## START EXTRACTED MATERIAL

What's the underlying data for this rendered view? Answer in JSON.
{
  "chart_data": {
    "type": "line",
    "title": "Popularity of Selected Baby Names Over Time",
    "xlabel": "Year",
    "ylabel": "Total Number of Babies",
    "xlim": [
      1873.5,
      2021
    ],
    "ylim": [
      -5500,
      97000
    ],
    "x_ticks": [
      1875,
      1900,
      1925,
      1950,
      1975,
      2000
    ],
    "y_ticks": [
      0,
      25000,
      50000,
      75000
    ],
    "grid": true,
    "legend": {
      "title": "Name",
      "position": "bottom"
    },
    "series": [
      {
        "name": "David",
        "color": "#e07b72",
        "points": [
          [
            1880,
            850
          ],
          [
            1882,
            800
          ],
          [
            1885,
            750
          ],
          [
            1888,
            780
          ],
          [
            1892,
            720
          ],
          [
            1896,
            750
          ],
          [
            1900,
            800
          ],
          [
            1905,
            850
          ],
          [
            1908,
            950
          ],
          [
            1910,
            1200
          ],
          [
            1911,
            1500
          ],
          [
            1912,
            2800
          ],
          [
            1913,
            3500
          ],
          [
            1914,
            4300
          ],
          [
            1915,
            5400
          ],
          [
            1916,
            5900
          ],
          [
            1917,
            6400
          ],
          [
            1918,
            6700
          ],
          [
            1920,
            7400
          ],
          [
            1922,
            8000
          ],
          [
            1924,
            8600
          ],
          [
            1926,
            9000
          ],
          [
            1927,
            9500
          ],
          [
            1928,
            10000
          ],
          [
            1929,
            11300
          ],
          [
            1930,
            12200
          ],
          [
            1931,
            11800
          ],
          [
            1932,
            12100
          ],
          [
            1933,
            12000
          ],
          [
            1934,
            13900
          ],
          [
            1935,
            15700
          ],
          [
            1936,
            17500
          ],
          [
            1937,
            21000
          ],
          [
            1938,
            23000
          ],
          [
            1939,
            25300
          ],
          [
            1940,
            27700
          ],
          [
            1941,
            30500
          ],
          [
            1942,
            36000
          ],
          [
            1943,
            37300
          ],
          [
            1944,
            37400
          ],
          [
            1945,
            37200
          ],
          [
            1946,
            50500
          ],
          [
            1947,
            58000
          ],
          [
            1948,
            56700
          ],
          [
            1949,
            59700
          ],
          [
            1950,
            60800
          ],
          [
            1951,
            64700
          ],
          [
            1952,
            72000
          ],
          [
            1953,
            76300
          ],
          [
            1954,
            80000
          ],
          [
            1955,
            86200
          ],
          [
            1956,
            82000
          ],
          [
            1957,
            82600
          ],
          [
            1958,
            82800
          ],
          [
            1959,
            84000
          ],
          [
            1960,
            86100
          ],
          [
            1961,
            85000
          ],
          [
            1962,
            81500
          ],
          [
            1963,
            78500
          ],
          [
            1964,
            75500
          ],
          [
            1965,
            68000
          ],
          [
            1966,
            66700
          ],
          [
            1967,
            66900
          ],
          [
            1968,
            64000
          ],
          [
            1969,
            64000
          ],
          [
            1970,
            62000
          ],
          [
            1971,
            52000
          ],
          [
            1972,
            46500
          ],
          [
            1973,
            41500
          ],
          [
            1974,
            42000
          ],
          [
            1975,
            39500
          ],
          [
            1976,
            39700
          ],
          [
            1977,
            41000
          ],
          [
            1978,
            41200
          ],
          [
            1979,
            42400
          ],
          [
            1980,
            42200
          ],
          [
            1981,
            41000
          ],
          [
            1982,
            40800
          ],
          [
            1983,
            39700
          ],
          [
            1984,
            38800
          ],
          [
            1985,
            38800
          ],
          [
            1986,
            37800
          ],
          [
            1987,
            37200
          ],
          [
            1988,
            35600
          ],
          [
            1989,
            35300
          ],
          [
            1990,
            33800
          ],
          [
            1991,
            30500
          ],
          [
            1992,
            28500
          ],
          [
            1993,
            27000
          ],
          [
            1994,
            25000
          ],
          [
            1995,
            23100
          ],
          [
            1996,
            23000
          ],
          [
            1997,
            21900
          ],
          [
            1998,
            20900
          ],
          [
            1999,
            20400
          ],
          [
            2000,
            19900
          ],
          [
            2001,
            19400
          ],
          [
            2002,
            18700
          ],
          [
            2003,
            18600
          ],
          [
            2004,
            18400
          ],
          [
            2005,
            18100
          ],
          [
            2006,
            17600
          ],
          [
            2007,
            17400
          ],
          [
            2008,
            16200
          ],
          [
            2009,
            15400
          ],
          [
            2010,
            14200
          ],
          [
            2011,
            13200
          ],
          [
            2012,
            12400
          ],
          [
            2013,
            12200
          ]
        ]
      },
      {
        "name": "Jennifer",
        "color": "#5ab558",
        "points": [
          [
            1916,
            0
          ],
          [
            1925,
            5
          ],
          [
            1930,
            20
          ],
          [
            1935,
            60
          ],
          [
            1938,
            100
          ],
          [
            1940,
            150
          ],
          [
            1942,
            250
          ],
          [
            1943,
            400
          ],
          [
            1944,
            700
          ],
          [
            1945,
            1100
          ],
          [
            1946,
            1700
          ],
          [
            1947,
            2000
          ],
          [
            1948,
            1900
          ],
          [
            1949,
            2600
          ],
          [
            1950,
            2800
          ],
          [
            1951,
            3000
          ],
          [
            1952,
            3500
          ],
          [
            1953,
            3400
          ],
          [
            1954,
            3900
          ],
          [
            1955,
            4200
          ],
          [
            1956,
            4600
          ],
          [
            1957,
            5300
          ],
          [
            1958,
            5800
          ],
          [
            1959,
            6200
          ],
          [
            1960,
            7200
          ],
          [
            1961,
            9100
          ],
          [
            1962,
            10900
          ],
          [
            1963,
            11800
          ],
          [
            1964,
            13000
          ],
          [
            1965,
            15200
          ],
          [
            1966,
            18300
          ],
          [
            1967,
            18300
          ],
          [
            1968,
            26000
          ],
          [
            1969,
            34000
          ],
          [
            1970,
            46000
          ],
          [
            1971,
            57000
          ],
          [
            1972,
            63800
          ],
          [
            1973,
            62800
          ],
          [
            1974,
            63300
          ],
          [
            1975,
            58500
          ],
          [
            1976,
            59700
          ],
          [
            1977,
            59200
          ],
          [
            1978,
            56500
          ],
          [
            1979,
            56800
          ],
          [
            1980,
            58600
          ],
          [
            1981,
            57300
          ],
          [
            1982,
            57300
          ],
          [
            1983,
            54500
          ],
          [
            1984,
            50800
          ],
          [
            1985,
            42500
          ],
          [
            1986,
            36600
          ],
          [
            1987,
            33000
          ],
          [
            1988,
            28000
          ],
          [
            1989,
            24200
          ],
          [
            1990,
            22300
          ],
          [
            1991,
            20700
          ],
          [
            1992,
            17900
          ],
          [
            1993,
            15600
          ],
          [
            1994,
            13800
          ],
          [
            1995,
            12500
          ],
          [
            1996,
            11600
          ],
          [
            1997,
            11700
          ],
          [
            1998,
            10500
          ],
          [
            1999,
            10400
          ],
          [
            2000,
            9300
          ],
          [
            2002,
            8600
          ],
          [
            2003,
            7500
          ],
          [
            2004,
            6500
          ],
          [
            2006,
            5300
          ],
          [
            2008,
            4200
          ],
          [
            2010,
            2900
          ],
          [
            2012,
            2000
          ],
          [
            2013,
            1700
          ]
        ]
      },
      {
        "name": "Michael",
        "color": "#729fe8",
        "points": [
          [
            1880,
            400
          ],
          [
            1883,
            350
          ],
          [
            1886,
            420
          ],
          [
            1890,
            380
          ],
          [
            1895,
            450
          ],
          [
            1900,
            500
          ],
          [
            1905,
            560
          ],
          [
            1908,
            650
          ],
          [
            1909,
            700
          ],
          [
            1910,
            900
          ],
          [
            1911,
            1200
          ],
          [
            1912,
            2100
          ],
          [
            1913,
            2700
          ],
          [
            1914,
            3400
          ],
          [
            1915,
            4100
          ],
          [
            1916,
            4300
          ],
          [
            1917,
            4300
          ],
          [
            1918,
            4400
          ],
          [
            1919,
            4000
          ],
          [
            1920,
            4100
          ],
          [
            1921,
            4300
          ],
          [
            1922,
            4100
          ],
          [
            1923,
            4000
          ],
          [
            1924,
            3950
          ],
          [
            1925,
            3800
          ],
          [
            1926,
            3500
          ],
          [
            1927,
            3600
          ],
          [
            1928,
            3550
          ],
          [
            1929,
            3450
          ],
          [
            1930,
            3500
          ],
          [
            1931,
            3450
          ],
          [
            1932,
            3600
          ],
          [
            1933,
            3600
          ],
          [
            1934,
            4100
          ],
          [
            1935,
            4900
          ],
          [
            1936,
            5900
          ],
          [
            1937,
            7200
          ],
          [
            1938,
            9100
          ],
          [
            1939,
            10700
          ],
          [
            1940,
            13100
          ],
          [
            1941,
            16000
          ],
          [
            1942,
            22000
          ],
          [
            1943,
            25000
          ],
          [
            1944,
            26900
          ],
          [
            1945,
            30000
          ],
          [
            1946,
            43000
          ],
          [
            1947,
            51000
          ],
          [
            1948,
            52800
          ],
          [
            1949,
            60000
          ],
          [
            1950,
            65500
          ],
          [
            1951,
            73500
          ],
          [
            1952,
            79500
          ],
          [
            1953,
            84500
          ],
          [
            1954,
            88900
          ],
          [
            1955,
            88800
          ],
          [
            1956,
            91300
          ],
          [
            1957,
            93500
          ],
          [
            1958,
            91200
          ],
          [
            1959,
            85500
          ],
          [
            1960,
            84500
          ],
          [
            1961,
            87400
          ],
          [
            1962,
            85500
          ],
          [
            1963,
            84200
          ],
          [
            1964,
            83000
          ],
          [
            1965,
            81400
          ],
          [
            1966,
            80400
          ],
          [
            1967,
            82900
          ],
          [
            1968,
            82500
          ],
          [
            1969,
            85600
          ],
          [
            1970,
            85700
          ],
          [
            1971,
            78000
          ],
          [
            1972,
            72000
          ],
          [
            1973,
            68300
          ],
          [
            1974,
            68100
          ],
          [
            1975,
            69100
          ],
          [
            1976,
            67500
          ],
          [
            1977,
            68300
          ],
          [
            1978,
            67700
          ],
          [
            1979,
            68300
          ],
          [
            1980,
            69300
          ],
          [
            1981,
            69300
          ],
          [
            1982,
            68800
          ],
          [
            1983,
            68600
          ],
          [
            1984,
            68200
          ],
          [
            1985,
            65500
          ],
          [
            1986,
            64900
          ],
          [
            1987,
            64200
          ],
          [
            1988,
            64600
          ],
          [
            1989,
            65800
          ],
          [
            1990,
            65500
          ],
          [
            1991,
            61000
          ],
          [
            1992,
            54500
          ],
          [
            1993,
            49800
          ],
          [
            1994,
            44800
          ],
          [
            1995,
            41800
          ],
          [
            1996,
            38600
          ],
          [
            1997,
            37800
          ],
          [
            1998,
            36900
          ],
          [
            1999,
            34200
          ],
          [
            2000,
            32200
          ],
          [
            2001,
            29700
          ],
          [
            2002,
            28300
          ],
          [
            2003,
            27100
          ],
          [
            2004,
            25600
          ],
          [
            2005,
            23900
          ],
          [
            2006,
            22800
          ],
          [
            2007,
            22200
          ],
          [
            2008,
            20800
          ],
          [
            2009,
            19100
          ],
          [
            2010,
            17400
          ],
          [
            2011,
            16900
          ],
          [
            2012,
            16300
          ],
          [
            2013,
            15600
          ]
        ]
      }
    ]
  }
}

## END EXTRACTED MATERIAL

**WHAT YOU HAVE TO DO**
Check each line above for the word "color" and say how many have it, with nothing else.

**SOLUTION FOR THIS EXERCISE**
3